■ **What to produce**
Where a line holds "Hisense", copy it.

(Data records)
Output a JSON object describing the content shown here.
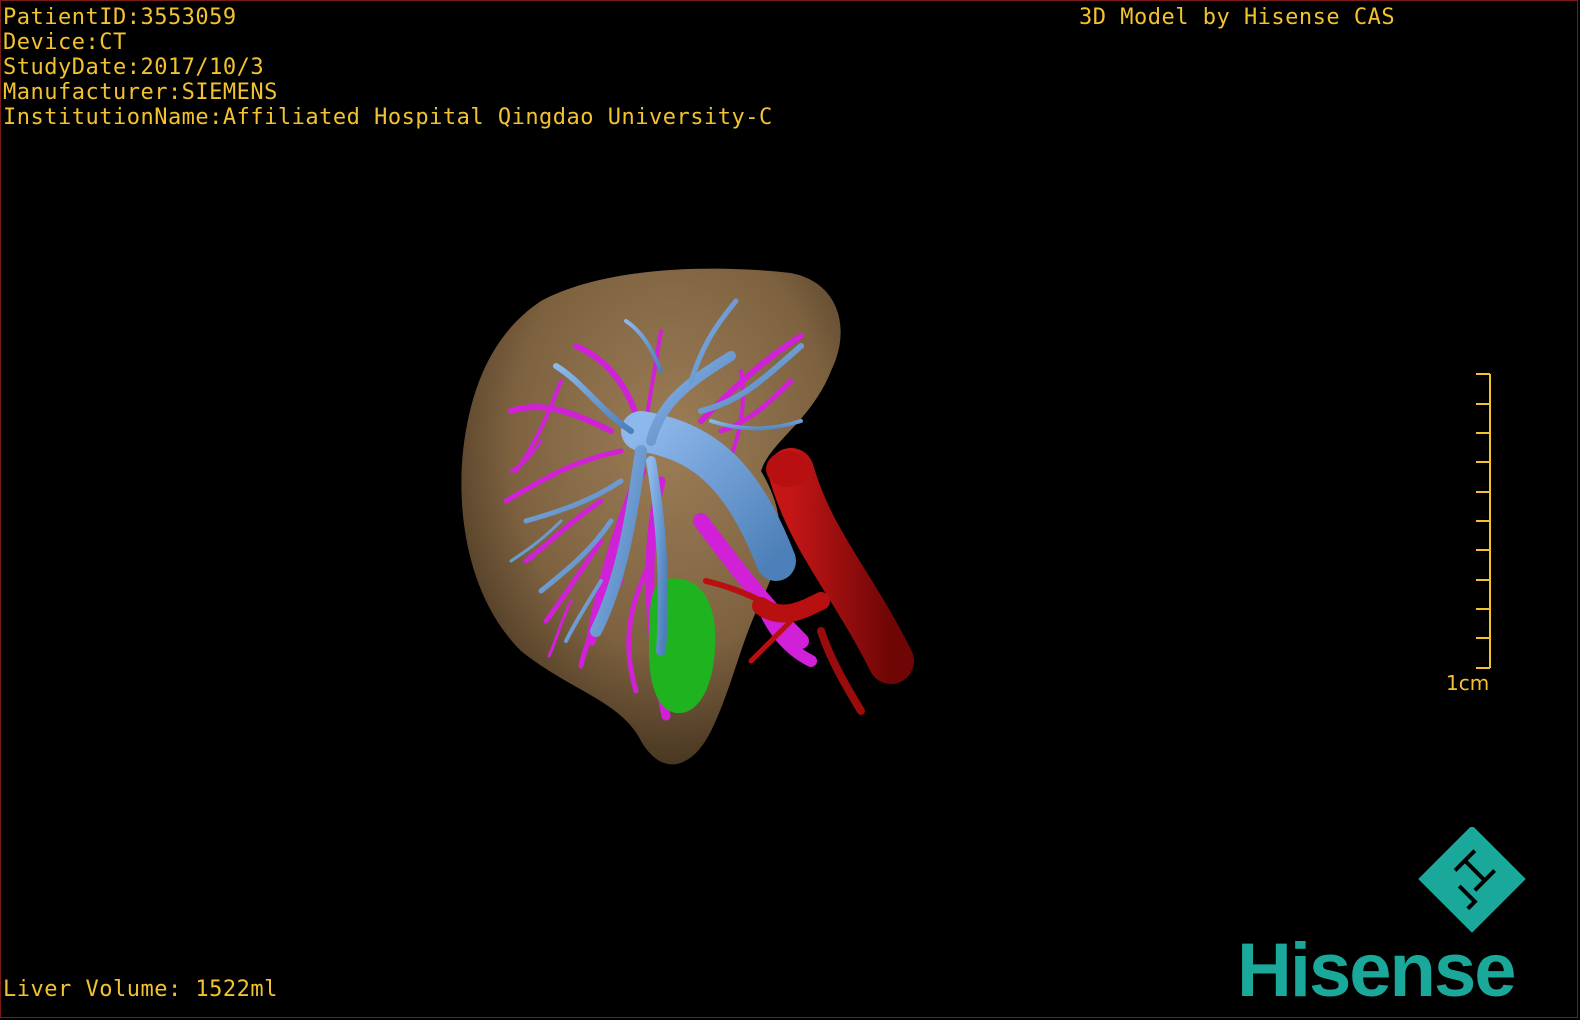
{
  "overlay": {
    "patient_id": "PatientID:3553059",
    "device": "Device:CT",
    "study_date": "StudyDate:2017/10/3",
    "manufacturer": "Manufacturer:SIEMENS",
    "institution": "InstitutionName:Affiliated Hospital Qingdao University-C",
    "credit": "3D Model by Hisense CAS",
    "liver_volume": "Liver Volume: 1522ml",
    "scale_label": "1cm"
  },
  "logo": {
    "text": "Hisense"
  },
  "colors": {
    "overlay_text": "#f2c230",
    "liver": "#8a6d4a",
    "portal_vein": "#6f9fd8",
    "hepatic_vessels": "#d020d8",
    "artery": "#a80e0e",
    "gallbladder": "#1fb41f",
    "logo": "#1aa89a"
  }
}
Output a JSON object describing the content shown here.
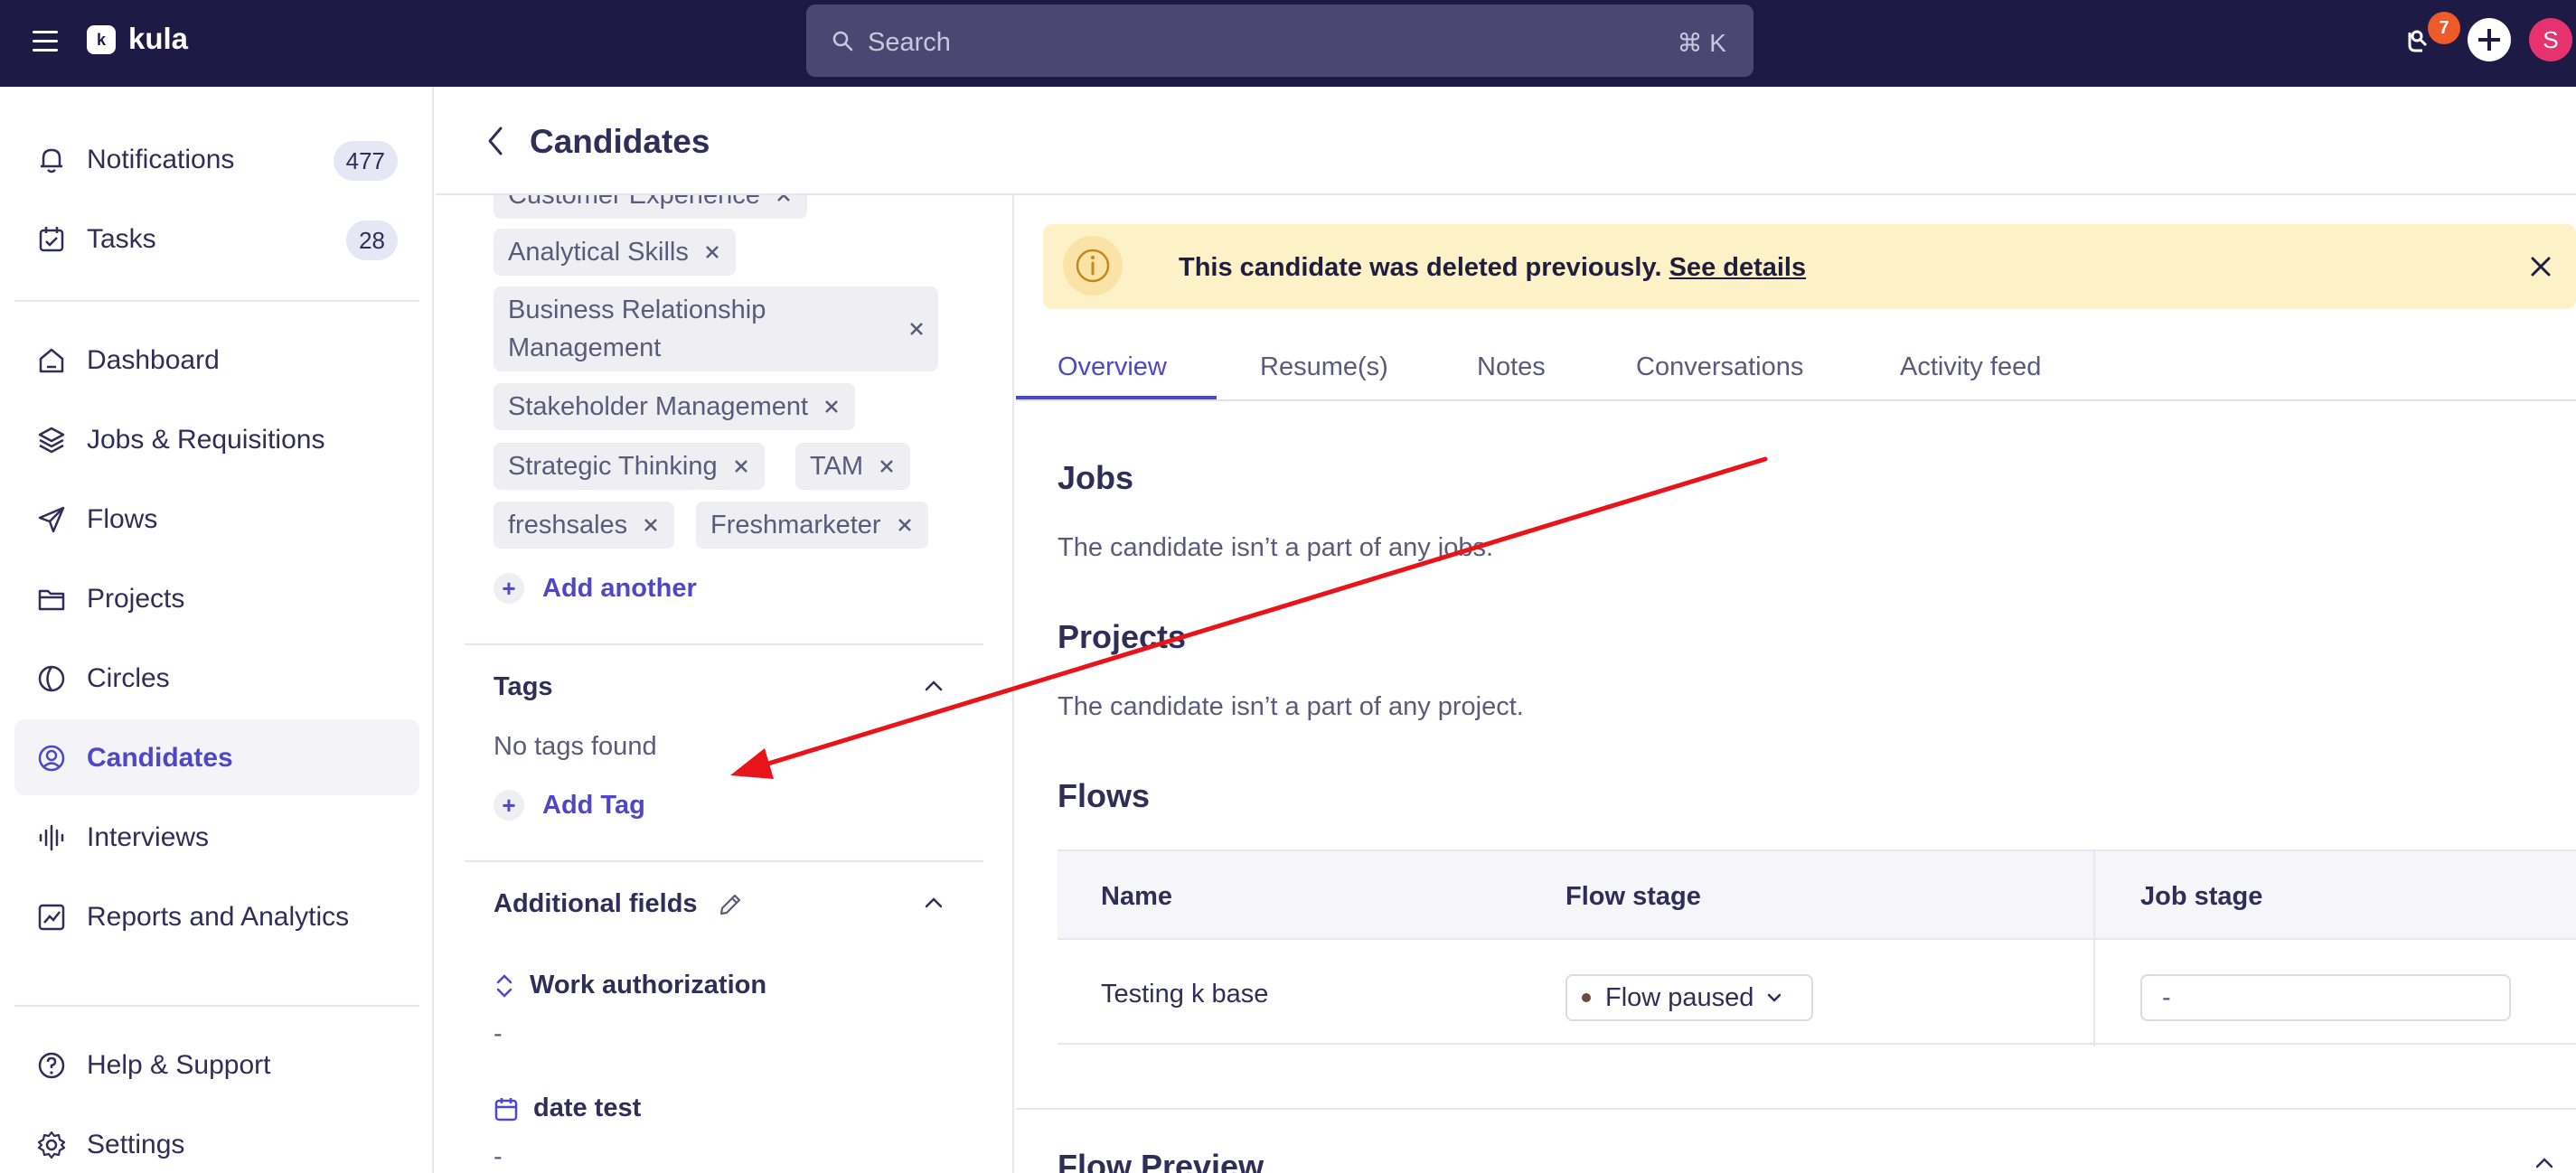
{
  "topbar": {
    "app_name": "kula",
    "search_placeholder": "Search",
    "search_shortcut": "⌘ K",
    "notification_badge": "7",
    "avatar_initial": "S"
  },
  "sidebar": {
    "items": [
      {
        "label": "Notifications",
        "count": "477",
        "icon": "bell-icon"
      },
      {
        "label": "Tasks",
        "count": "28",
        "icon": "calendar-icon"
      },
      {
        "label": "Dashboard",
        "icon": "home-icon"
      },
      {
        "label": "Jobs & Requisitions",
        "icon": "layers-icon"
      },
      {
        "label": "Flows",
        "icon": "send-icon"
      },
      {
        "label": "Projects",
        "icon": "folder-icon"
      },
      {
        "label": "Circles",
        "icon": "circles-icon"
      },
      {
        "label": "Candidates",
        "icon": "user-circle-icon",
        "active": true
      },
      {
        "label": "Interviews",
        "icon": "audio-icon"
      },
      {
        "label": "Reports and Analytics",
        "icon": "chart-icon"
      }
    ],
    "footer": [
      {
        "label": "Help & Support",
        "icon": "help-icon"
      },
      {
        "label": "Settings",
        "icon": "gear-icon"
      }
    ]
  },
  "header": {
    "title": "Candidates"
  },
  "skills": {
    "chips": [
      "Customer Experience",
      "Analytical Skills",
      "Business Relationship Management",
      "Stakeholder Management",
      "Strategic Thinking",
      "TAM",
      "freshsales",
      "Freshmarketer"
    ],
    "add_label": "Add another"
  },
  "tags": {
    "title": "Tags",
    "empty_text": "No tags found",
    "add_label": "Add Tag"
  },
  "additional_fields": {
    "title": "Additional fields",
    "fields": [
      {
        "label": "Work authorization",
        "value": "-"
      },
      {
        "label": "date test",
        "value": "-"
      }
    ]
  },
  "alert": {
    "text": "This candidate was deleted previously.",
    "link": "See details"
  },
  "tabs": [
    "Overview",
    "Resume(s)",
    "Notes",
    "Conversations",
    "Activity feed"
  ],
  "jobs": {
    "title": "Jobs",
    "text": "The candidate isn’t a part of any jobs."
  },
  "projects": {
    "title": "Projects",
    "text": "The candidate isn’t a part of any project."
  },
  "flows": {
    "title": "Flows",
    "columns": [
      "Name",
      "Flow stage",
      "Job stage"
    ],
    "rows": [
      {
        "name": "Testing k base",
        "flow_stage": "Flow paused",
        "job_stage": "-"
      }
    ]
  },
  "flow_preview": {
    "title": "Flow Preview"
  },
  "colors": {
    "brand_dark": "#1d1b45",
    "accent": "#4f46c8",
    "alert_bg": "#fdf1c8",
    "annotation_arrow": "#e8141a"
  }
}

■ **Task answer**
    "credit": "3D Model by Hisense CAS",
    "text": "Hisense"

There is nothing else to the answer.